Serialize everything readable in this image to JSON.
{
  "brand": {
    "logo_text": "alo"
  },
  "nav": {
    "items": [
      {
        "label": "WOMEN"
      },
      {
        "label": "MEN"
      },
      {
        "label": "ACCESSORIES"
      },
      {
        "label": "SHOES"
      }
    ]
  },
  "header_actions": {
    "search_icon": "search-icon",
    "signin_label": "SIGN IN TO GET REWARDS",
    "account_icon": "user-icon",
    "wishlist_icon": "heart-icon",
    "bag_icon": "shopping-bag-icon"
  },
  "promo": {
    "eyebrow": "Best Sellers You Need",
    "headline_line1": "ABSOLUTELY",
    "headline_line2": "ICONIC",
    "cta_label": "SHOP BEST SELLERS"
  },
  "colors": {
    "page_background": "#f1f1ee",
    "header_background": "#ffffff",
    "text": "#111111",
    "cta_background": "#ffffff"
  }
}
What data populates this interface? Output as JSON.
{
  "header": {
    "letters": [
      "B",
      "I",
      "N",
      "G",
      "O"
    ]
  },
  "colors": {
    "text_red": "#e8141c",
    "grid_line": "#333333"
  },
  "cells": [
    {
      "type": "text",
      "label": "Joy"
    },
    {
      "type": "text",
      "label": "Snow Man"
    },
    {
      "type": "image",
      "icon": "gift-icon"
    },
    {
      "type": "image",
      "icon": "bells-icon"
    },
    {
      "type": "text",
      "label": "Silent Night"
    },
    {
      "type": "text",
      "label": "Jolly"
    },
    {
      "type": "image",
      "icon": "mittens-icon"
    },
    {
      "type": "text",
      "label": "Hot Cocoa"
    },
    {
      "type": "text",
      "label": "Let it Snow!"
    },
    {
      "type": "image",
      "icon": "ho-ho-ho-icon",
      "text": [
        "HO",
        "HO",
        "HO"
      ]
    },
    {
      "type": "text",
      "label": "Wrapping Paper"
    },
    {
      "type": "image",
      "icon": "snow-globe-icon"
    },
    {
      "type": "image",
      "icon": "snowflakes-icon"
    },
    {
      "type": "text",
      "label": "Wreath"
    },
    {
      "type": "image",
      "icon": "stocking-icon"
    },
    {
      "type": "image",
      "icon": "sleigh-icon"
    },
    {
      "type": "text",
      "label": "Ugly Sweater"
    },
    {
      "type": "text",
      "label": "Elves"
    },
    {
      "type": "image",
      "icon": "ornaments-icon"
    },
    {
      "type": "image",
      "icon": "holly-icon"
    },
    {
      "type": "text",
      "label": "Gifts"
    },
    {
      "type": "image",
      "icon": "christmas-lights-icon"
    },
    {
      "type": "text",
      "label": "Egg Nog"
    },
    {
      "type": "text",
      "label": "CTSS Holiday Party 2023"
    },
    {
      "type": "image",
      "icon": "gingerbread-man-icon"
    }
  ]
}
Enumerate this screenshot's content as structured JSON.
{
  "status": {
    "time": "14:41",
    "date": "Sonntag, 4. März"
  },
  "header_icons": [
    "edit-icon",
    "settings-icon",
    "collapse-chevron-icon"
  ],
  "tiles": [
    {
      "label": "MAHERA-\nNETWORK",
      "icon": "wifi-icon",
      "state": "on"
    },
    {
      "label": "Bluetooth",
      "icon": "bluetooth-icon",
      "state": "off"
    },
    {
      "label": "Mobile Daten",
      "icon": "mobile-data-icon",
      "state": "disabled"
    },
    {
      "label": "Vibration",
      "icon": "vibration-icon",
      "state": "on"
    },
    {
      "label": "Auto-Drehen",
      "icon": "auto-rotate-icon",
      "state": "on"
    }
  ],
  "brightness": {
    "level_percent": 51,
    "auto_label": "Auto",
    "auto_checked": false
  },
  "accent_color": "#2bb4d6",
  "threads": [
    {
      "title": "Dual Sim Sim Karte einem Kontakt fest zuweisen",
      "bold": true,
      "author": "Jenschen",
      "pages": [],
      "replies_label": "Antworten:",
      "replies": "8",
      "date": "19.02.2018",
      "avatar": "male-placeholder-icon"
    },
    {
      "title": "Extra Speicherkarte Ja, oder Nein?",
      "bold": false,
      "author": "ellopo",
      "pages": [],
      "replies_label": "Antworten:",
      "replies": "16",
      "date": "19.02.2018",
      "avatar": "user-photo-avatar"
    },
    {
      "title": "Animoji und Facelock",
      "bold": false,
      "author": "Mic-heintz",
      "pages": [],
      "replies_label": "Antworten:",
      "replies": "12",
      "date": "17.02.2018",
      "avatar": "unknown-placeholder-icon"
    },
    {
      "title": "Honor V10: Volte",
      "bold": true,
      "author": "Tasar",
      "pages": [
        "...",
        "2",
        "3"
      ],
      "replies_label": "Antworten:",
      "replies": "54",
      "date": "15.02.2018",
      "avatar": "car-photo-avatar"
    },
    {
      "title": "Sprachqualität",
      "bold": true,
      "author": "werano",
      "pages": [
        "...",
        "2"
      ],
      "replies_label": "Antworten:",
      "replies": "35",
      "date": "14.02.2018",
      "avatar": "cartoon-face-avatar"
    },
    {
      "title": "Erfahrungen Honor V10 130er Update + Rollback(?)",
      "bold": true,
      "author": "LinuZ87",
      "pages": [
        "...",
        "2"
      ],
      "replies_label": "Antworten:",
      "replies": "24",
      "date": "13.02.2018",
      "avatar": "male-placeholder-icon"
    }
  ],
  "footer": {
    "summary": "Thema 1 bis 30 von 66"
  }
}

- _STATED GOAL_: Identify every line above that includes the word "photo", and show those lines.

- _CORRECT OUTPUT_:
      "avatar": "user-photo-avatar"
      "avatar": "car-photo-avatar"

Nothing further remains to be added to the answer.